- _Material for the task_
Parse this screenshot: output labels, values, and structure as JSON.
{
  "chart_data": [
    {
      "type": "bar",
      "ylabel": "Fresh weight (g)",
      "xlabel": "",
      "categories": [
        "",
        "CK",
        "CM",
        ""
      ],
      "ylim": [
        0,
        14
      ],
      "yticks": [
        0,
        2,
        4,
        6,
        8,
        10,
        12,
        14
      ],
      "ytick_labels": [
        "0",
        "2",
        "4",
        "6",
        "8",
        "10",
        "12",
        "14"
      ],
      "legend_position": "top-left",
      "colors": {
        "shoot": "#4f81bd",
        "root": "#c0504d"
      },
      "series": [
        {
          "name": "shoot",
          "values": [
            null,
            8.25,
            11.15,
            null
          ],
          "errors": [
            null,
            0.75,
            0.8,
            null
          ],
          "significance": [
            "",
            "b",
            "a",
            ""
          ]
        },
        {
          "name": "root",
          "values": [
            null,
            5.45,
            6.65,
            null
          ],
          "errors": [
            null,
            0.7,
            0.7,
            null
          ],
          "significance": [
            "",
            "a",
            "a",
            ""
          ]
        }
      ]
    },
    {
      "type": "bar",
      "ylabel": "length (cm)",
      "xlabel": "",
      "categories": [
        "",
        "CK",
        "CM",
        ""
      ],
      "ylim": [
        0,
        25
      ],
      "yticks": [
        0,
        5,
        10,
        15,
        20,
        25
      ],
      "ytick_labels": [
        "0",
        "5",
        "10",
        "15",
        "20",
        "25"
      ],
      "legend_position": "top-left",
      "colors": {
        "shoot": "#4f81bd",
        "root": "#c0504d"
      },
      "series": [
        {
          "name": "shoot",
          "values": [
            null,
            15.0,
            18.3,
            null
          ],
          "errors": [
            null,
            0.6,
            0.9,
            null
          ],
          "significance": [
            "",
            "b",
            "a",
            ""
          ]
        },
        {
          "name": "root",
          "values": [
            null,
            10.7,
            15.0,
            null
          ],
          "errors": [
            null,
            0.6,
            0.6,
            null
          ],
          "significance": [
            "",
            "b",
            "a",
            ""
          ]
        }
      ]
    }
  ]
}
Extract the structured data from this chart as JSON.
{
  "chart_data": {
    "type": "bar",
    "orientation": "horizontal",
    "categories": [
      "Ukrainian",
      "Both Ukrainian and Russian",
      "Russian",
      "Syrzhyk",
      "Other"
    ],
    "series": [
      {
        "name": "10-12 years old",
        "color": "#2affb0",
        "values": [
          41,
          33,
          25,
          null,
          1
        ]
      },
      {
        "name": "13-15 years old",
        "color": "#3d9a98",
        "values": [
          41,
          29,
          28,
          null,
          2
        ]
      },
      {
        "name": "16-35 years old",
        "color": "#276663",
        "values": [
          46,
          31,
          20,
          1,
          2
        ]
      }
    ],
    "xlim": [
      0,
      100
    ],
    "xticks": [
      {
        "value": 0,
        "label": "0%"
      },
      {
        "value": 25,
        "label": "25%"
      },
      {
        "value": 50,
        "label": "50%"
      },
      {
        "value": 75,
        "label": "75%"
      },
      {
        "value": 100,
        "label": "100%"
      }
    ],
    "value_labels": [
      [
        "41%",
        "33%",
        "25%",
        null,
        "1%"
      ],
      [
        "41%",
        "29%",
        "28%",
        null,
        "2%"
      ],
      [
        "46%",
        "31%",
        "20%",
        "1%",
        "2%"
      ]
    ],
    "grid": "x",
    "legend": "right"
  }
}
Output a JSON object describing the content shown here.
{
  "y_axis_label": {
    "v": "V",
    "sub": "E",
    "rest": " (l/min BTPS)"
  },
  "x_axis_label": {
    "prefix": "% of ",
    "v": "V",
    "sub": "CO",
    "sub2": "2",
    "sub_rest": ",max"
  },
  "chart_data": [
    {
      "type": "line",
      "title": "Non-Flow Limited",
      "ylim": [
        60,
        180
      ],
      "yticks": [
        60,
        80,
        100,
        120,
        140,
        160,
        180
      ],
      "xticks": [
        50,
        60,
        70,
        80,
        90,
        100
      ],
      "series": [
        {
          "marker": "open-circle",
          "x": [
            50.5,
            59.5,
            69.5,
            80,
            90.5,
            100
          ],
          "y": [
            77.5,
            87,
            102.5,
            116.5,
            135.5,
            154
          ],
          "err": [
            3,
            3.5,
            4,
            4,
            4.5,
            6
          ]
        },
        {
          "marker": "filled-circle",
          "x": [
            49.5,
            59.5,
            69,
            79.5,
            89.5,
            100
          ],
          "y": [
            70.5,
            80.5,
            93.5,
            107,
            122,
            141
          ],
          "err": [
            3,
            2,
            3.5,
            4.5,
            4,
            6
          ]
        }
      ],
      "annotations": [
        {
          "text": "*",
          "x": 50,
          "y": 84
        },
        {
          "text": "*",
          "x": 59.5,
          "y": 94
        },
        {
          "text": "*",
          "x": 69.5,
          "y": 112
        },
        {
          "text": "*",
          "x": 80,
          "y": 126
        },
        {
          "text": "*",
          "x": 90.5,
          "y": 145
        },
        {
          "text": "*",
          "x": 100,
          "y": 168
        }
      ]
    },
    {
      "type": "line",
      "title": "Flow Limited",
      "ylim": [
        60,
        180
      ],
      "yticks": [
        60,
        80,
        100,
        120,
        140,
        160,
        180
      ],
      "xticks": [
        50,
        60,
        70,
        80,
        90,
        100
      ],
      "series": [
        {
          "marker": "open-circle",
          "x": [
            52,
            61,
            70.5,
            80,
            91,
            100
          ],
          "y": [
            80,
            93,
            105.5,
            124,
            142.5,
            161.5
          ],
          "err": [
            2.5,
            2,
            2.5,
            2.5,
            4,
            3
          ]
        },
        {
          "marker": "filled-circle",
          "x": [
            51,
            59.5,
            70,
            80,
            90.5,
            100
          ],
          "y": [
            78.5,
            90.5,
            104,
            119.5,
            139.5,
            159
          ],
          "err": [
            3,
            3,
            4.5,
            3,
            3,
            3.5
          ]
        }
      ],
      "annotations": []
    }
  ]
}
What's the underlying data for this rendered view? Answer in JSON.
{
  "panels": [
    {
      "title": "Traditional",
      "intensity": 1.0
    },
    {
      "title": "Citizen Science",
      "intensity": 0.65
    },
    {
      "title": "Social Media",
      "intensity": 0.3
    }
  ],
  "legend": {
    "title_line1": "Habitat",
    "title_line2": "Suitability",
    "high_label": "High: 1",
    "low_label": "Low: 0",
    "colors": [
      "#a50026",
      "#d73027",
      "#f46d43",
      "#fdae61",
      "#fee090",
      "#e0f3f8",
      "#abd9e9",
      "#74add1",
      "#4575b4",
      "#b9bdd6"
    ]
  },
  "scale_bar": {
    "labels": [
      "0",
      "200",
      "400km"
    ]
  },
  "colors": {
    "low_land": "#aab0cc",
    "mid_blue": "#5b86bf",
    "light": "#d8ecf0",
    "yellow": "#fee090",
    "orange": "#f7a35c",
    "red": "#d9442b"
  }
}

- _What you are asked to do_
Retype the listing. Match it exactly.

- _The response_
Parse this screenshot: output labels, values, and structure as JSON.
{
  "chart_data": [
    {
      "type": "bar",
      "ylabel": "Fresh weight (g)",
      "xlabel": "",
      "categories": [
        "",
        "CK",
        "CM",
        ""
      ],
      "ylim": [
        0,
        14
      ],
      "yticks": [
        0,
        2,
        4,
        6,
        8,
        10,
        12,
        14
      ],
      "ytick_labels": [
        "0",
        "2",
        "4",
        "6",
        "8",
        "10",
        "12",
        "14"
      ],
      "legend_position": "top-left",
      "colors": {
        "shoot": "#4f81bd",
        "root": "#c0504d"
      },
      "series": [
        {
          "name": "shoot",
          "values": [
            null,
            8.25,
            11.15,
            null
          ],
          "errors": [
            null,
            0.75,
            0.8,
            null
          ],
          "significance": [
            "",
            "b",
            "a",
            ""
          ]
        },
        {
          "name": "root",
          "values": [
            null,
            5.45,
            6.65,
            null
          ],
          "errors": [
            null,
            0.7,
            0.7,
            null
          ],
          "significance": [
            "",
            "a",
            "a",
            ""
          ]
        }
      ]
    },
    {
      "type": "bar",
      "ylabel": "length (cm)",
      "xlabel": "",
      "categories": [
        "",
        "CK",
        "CM",
        ""
      ],
      "ylim": [
        0,
        25
      ],
      "yticks": [
        0,
        5,
        10,
        15,
        20,
        25
      ],
      "ytick_labels": [
        "0",
        "5",
        "10",
        "15",
        "20",
        "25"
      ],
      "legend_position": "top-left",
      "colors": {
        "shoot": "#4f81bd",
        "root": "#c0504d"
      },
      "series": [
        {
          "name": "shoot",
          "values": [
            null,
            15.0,
            18.3,
            null
          ],
          "errors": [
            null,
            0.6,
            0.9,
            null
          ],
          "significance": [
            "",
            "b",
            "a",
            ""
          ]
        },
        {
          "name": "root",
          "values": [
            null,
            10.7,
            15.0,
            null
          ],
          "errors": [
            null,
            0.6,
            0.6,
            null
          ],
          "significance": [
            "",
            "b",
            "a",
            ""
          ]
        }
      ]
    }
  ]
}
Extract the structured data from this chart as JSON.
{
  "chart_data": {
    "type": "bar",
    "orientation": "horizontal",
    "categories": [
      "Ukrainian",
      "Both Ukrainian and Russian",
      "Russian",
      "Syrzhyk",
      "Other"
    ],
    "series": [
      {
        "name": "10-12 years old",
        "color": "#2affb0",
        "values": [
          41,
          33,
          25,
          null,
          1
        ]
      },
      {
        "name": "13-15 years old",
        "color": "#3d9a98",
        "values": [
          41,
          29,
          28,
          null,
          2
        ]
      },
      {
        "name": "16-35 years old",
        "color": "#276663",
        "values": [
          46,
          31,
          20,
          1,
          2
        ]
      }
    ],
    "xlim": [
      0,
      100
    ],
    "xticks": [
      {
        "value": 0,
        "label": "0%"
      },
      {
        "value": 25,
        "label": "25%"
      },
      {
        "value": 50,
        "label": "50%"
      },
      {
        "value": 75,
        "label": "75%"
      },
      {
        "value": 100,
        "label": "100%"
      }
    ],
    "value_labels": [
      [
        "41%",
        "33%",
        "25%",
        null,
        "1%"
      ],
      [
        "41%",
        "29%",
        "28%",
        null,
        "2%"
      ],
      [
        "46%",
        "31%",
        "20%",
        "1%",
        "2%"
      ]
    ],
    "grid": "x",
    "legend": "right"
  }
}
Output a JSON object describing the content shown here.
{
  "y_axis_label": {
    "v": "V",
    "sub": "E",
    "rest": " (l/min BTPS)"
  },
  "x_axis_label": {
    "prefix": "% of ",
    "v": "V",
    "sub": "CO",
    "sub2": "2",
    "sub_rest": ",max"
  },
  "chart_data": [
    {
      "type": "line",
      "title": "Non-Flow Limited",
      "ylim": [
        60,
        180
      ],
      "yticks": [
        60,
        80,
        100,
        120,
        140,
        160,
        180
      ],
      "xticks": [
        50,
        60,
        70,
        80,
        90,
        100
      ],
      "series": [
        {
          "marker": "open-circle",
          "x": [
            50.5,
            59.5,
            69.5,
            80,
            90.5,
            100
          ],
          "y": [
            77.5,
            87,
            102.5,
            116.5,
            135.5,
            154
          ],
          "err": [
            3,
            3.5,
            4,
            4,
            4.5,
            6
          ]
        },
        {
          "marker": "filled-circle",
          "x": [
            49.5,
            59.5,
            69,
            79.5,
            89.5,
            100
          ],
          "y": [
            70.5,
            80.5,
            93.5,
            107,
            122,
            141
          ],
          "err": [
            3,
            2,
            3.5,
            4.5,
            4,
            6
          ]
        }
      ],
      "annotations": [
        {
          "text": "*",
          "x": 50,
          "y": 84
        },
        {
          "text": "*",
          "x": 59.5,
          "y": 94
        },
        {
          "text": "*",
          "x": 69.5,
          "y": 112
        },
        {
          "text": "*",
          "x": 80,
          "y": 126
        },
        {
          "text": "*",
          "x": 90.5,
          "y": 145
        },
        {
          "text": "*",
          "x": 100,
          "y": 168
        }
      ]
    },
    {
      "type": "line",
      "title": "Flow Limited",
      "ylim": [
        60,
        180
      ],
      "yticks": [
        60,
        80,
        100,
        120,
        140,
        160,
        180
      ],
      "xticks": [
        50,
        60,
        70,
        80,
        90,
        100
      ],
      "series": [
        {
          "marker": "open-circle",
          "x": [
            52,
            61,
            70.5,
            80,
            91,
            100
          ],
          "y": [
            80,
            93,
            105.5,
            124,
            142.5,
            161.5
          ],
          "err": [
            2.5,
            2,
            2.5,
            2.5,
            4,
            3
          ]
        },
        {
          "marker": "filled-circle",
          "x": [
            51,
            59.5,
            70,
            80,
            90.5,
            100
          ],
          "y": [
            78.5,
            90.5,
            104,
            119.5,
            139.5,
            159
          ],
          "err": [
            3,
            3,
            4.5,
            3,
            3,
            3.5
          ]
        }
      ],
      "annotations": []
    }
  ]
}
What's the underlying data for this rendered view? Answer in JSON.
{
  "panels": [
    {
      "title": "Traditional",
      "intensity": 1.0
    },
    {
      "title": "Citizen Science",
      "intensity": 0.65
    },
    {
      "title": "Social Media",
      "intensity": 0.3
    }
  ],
  "legend": {
    "title_line1": "Habitat",
    "title_line2": "Suitability",
    "high_label": "High: 1",
    "low_label": "Low: 0",
    "colors": [
      "#a50026",
      "#d73027",
      "#f46d43",
      "#fdae61",
      "#fee090",
      "#e0f3f8",
      "#abd9e9",
      "#74add1",
      "#4575b4",
      "#b9bdd6"
    ]
  },
  "scale_bar": {
    "labels": [
      "0",
      "200",
      "400km"
    ]
  },
  "colors": {
    "low_land": "#aab0cc",
    "mid_blue": "#5b86bf",
    "light": "#d8ecf0",
    "yellow": "#fee090",
    "orange": "#f7a35c",
    "red": "#d9442b"
  }
}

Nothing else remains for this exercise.